## Task to carry out:
Go through the listing beneath this task and return every line that carries the string "niet".

* start Information shown *

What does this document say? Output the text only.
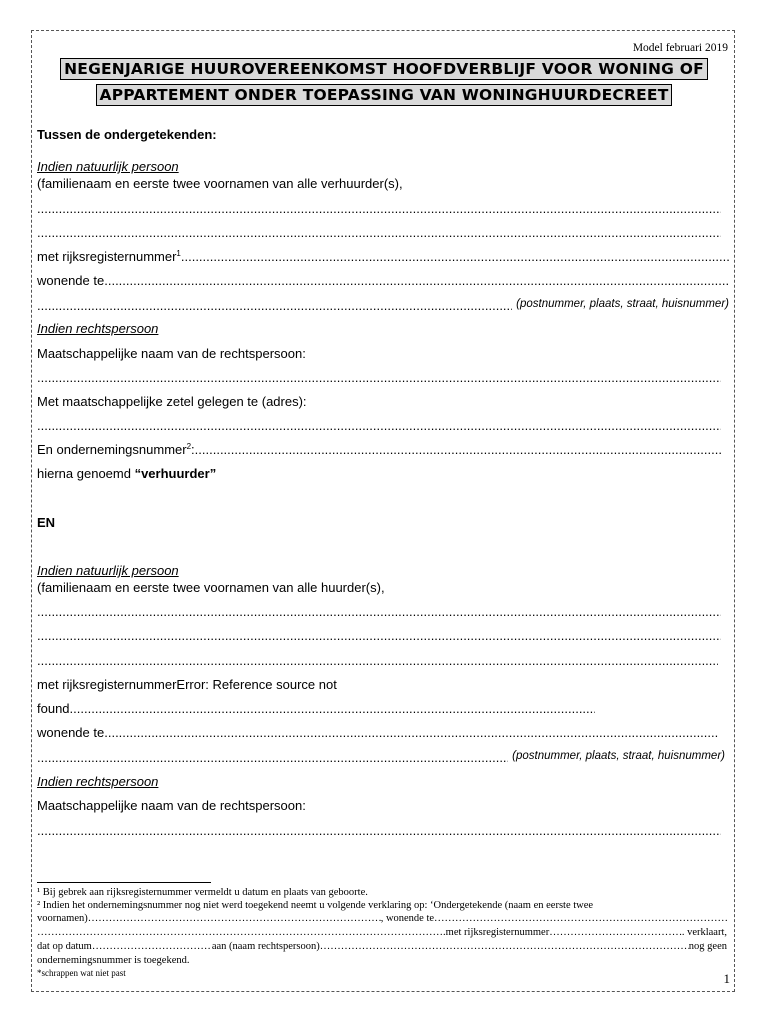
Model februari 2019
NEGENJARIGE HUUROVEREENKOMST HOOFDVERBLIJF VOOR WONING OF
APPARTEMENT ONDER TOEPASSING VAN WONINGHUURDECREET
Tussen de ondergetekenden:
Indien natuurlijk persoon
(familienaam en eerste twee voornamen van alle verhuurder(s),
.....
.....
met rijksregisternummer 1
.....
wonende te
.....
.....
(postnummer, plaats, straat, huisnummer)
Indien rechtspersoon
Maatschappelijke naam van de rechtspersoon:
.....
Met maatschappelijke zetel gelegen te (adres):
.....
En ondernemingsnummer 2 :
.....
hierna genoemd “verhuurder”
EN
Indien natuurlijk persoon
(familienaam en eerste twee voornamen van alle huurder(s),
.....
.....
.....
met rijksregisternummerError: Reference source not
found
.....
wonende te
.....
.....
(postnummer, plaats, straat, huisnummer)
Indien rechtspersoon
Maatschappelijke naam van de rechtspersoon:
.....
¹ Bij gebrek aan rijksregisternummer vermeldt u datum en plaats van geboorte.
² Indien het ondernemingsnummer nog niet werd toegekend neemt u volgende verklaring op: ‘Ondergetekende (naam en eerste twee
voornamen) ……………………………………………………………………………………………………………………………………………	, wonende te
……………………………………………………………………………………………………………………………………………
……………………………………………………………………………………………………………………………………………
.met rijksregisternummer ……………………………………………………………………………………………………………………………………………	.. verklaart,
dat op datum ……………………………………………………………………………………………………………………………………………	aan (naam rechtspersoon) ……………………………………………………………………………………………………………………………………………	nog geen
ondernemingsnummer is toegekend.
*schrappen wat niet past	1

* end Information shown *
* start Information shown *

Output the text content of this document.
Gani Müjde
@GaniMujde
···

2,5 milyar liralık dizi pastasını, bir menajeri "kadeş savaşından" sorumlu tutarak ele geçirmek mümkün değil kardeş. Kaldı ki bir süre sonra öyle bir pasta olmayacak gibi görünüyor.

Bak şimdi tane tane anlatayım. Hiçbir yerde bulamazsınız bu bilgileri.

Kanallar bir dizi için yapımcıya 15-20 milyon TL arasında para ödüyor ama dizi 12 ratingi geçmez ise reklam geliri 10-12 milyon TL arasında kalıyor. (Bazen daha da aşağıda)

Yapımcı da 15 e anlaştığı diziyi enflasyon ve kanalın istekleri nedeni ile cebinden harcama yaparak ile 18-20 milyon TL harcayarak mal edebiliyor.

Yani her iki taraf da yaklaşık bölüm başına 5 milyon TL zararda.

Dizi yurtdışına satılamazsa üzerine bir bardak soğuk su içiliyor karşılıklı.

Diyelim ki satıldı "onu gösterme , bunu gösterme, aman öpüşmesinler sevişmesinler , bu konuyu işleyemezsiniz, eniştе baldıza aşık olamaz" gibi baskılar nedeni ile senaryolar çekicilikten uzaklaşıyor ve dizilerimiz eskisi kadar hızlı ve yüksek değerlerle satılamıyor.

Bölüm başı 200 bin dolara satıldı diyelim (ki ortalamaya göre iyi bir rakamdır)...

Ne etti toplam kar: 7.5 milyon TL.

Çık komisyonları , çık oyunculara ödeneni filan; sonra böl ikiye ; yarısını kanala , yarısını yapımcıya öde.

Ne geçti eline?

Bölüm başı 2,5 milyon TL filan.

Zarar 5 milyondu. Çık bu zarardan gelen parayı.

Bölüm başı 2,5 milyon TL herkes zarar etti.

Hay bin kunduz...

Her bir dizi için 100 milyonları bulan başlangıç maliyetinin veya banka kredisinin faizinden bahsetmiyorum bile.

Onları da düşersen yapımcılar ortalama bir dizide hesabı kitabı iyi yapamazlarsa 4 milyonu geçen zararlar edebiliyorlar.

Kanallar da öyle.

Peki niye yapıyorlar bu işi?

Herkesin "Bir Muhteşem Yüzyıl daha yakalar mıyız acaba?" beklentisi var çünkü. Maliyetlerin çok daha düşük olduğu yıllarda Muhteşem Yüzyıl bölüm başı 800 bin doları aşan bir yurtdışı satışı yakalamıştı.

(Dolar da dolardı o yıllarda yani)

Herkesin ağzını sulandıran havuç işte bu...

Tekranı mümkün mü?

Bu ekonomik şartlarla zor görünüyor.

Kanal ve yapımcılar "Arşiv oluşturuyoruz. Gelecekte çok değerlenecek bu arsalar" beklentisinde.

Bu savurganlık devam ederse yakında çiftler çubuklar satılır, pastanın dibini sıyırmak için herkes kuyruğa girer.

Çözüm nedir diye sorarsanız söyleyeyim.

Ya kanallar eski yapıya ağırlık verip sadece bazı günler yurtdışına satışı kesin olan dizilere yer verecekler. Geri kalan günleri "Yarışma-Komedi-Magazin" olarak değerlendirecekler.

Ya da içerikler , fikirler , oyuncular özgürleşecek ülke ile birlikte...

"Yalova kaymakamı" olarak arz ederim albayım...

* end Information shown *

## Response to this task:
² Indien het ondernemingsnummer nog niet werd toegekend neemt u volgende verklaring op: ‘Ondergetekende (naam en eerste twee
*schrappen wat niet past	1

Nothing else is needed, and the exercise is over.